» **REQUIREMENT**: Read the lines that follow and pick out every one containing the word "mediante".

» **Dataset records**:
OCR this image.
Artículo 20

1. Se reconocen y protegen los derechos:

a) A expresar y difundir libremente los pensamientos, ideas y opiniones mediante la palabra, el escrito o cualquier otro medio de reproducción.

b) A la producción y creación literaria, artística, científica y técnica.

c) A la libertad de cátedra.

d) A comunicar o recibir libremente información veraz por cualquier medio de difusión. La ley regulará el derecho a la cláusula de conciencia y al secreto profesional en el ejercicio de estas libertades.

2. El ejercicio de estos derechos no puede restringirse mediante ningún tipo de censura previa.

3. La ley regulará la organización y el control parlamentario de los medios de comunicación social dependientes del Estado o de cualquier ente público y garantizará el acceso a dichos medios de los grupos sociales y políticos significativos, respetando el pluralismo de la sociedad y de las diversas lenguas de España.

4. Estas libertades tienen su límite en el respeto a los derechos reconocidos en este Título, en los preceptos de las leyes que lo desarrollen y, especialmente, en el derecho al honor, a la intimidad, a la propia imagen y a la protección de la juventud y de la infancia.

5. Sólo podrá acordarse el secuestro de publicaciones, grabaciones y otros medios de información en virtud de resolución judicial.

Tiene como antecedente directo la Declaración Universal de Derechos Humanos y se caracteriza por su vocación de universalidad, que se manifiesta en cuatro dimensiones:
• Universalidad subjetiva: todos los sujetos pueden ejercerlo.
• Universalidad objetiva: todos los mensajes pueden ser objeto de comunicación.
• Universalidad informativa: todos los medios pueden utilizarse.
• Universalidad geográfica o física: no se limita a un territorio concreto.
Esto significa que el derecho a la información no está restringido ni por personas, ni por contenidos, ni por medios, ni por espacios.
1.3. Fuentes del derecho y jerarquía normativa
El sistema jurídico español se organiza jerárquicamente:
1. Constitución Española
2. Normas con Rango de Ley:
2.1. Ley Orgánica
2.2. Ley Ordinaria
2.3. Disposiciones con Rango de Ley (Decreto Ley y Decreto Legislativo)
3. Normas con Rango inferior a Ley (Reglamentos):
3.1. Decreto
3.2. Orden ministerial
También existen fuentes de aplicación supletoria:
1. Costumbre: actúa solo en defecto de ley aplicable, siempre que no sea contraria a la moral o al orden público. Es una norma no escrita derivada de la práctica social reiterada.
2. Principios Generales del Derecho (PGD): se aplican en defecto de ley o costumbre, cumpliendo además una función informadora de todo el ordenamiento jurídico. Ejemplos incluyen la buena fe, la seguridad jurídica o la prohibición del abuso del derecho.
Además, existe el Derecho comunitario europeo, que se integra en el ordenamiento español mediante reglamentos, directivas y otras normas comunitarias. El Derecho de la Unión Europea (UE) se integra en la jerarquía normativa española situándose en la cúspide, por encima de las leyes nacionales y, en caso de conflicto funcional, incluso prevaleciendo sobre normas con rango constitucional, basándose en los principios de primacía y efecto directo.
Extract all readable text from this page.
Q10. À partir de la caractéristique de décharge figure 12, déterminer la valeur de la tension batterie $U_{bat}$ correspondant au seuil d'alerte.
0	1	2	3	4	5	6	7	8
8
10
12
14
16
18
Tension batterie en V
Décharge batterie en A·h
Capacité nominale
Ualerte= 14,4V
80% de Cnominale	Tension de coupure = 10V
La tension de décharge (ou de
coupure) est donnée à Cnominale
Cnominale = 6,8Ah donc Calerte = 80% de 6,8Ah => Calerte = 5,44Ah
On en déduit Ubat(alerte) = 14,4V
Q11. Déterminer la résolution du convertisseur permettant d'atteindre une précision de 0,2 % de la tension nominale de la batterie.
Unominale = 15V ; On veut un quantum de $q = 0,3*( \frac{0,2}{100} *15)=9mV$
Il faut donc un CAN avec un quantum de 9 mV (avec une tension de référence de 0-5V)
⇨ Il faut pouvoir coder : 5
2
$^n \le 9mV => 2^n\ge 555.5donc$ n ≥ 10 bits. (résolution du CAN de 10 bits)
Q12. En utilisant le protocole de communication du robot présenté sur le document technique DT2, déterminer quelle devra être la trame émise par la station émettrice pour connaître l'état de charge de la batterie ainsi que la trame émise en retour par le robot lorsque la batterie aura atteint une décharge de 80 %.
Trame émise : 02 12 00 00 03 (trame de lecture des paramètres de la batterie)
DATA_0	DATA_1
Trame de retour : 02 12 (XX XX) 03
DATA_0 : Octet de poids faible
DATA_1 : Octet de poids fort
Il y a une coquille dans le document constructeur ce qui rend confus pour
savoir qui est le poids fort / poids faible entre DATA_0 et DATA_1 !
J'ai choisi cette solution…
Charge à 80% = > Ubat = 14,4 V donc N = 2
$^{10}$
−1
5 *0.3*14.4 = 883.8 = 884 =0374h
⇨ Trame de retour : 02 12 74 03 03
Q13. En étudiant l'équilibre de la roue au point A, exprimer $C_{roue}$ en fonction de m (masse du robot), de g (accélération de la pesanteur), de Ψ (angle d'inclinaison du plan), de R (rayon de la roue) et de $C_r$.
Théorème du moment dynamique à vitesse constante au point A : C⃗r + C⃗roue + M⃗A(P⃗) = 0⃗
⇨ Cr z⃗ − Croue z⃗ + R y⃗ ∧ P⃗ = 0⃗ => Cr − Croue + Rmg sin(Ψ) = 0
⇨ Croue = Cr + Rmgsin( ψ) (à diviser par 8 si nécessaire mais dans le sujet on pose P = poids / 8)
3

» **EXPECTED ANSWER**:
a) A expresar y difundir libremente los pensamientos, ideas y opiniones mediante la palabra, el escrito o cualquier otro medio de reproducción.
2. El ejercicio de estos derechos no puede restringirse mediante ningún tipo de censura previa.
Además, existe el Derecho comunitario europeo, que se integra en el ordenamiento español mediante reglamentos, directivas y otras normas comunitarias. El Derecho de la Unión Europea (UE) se integra en la jerarquía normativa española situándose en la cúspide, por encima de las leyes nacionales y, en caso de conflicto funcional, incluso prevaleciendo sobre normas con rango constitucional, basándose en los principios de primacía y efecto directo.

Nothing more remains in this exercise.